Collected data
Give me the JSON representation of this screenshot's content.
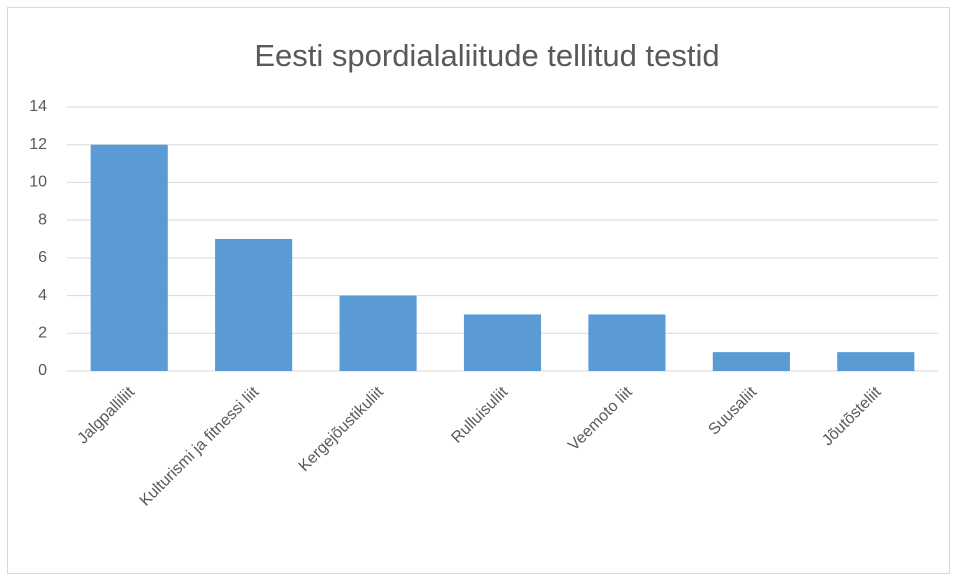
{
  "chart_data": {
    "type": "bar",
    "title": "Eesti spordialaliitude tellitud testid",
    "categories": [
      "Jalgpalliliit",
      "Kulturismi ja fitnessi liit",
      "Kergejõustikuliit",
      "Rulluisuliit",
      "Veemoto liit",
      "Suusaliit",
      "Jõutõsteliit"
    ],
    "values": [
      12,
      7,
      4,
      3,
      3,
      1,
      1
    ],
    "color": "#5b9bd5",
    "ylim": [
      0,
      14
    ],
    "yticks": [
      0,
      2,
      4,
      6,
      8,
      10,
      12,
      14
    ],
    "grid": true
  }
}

--

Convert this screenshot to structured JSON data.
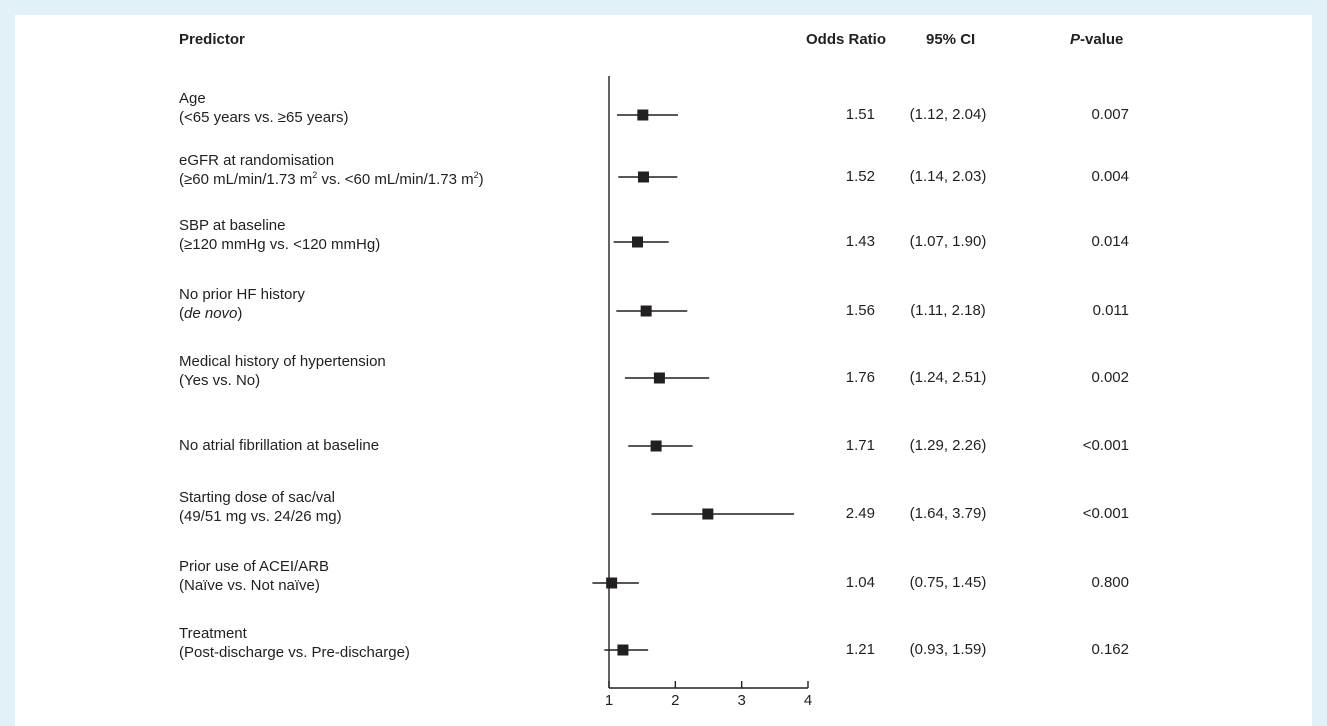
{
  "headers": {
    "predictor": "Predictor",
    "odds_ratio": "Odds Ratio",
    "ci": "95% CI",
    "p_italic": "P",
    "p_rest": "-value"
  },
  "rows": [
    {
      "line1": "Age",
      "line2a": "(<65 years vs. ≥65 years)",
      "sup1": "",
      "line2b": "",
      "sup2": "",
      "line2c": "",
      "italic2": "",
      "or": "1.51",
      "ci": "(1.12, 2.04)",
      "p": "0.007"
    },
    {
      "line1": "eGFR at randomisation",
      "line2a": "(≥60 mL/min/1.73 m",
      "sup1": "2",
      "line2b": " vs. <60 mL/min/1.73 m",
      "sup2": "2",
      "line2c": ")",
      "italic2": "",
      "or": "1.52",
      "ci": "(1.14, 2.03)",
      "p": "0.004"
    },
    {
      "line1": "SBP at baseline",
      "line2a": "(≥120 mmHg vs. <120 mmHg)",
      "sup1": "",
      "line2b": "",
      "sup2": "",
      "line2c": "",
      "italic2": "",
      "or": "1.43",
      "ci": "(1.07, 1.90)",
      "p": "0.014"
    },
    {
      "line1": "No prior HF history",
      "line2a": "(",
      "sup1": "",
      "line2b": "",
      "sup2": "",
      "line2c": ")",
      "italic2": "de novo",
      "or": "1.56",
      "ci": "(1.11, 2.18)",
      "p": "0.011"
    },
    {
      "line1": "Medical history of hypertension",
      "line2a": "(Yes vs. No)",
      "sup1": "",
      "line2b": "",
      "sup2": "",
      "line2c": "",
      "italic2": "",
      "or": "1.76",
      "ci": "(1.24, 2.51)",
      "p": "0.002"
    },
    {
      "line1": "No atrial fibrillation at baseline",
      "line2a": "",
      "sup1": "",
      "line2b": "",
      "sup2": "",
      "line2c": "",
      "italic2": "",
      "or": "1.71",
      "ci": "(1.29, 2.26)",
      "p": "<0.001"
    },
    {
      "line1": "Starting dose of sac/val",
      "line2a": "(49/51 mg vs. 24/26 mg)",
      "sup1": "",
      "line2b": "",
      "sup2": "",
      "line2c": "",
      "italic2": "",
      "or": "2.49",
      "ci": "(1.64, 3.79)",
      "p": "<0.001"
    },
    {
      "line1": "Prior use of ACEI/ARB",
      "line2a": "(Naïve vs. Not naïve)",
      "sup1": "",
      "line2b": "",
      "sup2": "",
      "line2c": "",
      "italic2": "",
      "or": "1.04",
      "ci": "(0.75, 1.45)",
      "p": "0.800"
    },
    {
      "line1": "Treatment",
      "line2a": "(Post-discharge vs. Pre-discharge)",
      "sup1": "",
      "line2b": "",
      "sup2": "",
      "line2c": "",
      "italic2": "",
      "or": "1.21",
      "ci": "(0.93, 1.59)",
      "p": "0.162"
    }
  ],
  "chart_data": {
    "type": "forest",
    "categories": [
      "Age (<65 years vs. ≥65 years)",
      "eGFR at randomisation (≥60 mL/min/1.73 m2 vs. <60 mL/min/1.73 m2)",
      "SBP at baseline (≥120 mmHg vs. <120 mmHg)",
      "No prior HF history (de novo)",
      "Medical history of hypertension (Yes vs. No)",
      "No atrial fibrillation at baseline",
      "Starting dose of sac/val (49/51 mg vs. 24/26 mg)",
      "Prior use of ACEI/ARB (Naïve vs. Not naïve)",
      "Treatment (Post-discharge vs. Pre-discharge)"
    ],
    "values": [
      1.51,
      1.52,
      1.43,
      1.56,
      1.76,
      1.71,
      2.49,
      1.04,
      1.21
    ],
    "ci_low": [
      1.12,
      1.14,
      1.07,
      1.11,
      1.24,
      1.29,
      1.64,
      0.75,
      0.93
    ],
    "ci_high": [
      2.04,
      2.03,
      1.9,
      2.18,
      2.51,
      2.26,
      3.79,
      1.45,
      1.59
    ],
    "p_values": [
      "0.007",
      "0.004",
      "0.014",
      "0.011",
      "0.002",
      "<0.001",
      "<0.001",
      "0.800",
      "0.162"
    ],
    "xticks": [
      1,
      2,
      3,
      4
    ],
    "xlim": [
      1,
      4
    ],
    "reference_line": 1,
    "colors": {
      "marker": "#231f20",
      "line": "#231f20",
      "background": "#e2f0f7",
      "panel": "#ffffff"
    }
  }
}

---

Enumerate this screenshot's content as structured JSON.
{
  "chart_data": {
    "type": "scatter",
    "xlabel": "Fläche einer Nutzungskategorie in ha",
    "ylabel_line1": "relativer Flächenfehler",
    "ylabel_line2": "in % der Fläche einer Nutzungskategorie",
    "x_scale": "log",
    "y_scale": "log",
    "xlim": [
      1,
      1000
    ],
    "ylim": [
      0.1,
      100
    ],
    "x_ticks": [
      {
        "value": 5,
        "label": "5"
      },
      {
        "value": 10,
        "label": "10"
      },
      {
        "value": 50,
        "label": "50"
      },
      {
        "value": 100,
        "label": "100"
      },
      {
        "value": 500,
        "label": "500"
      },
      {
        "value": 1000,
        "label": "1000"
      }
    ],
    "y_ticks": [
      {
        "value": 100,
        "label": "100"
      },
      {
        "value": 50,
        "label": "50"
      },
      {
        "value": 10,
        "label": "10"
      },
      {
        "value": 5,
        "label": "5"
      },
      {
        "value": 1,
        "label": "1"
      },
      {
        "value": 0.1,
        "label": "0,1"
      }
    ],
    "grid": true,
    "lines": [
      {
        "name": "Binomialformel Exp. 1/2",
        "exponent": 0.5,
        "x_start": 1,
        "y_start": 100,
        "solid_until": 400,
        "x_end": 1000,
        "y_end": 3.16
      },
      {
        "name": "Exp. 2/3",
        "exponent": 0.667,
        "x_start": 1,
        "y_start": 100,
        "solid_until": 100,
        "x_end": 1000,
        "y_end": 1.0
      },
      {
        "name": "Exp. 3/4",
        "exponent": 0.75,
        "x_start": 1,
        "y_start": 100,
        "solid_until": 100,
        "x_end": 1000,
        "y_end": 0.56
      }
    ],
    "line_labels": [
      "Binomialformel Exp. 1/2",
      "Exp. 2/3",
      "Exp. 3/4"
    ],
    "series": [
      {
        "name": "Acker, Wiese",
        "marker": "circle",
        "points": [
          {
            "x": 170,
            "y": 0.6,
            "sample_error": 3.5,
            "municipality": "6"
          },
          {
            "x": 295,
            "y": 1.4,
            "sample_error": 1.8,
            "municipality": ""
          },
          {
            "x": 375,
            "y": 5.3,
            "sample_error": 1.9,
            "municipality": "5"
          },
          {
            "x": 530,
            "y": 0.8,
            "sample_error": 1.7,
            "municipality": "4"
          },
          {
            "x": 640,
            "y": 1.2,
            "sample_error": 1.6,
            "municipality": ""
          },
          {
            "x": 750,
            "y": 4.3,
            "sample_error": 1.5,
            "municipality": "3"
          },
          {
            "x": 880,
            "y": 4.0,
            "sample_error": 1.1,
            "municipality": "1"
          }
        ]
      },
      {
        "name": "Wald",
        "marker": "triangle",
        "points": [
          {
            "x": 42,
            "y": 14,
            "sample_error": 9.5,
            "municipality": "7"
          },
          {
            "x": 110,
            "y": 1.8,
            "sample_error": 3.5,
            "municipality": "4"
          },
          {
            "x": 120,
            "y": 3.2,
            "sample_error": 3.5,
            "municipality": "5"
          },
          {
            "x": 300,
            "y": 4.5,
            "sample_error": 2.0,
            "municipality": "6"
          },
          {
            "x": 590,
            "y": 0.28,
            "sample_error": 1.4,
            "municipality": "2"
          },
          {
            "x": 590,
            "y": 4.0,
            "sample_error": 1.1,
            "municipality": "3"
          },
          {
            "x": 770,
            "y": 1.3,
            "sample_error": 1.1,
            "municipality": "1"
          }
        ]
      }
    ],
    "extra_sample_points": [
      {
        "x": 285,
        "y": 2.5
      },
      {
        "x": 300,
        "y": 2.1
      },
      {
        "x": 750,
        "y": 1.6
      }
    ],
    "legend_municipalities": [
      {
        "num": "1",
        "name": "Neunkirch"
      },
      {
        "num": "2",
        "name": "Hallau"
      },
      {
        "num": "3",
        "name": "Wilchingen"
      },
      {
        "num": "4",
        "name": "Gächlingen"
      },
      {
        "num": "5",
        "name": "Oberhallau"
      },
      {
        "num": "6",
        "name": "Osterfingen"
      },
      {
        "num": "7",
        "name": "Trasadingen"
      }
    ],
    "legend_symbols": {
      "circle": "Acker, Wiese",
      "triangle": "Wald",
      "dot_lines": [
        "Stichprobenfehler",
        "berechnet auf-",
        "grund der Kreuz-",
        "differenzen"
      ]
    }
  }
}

YOUR GOAL:
Of the lines above, copy each that contains "history".

RESULT FOR THIS EXERCISE:
      "line1": "No prior HF history",
      "line1": "Medical history of hypertension",
      "No prior HF history (de novo)",
      "Medical history of hypertension (Yes vs. No)",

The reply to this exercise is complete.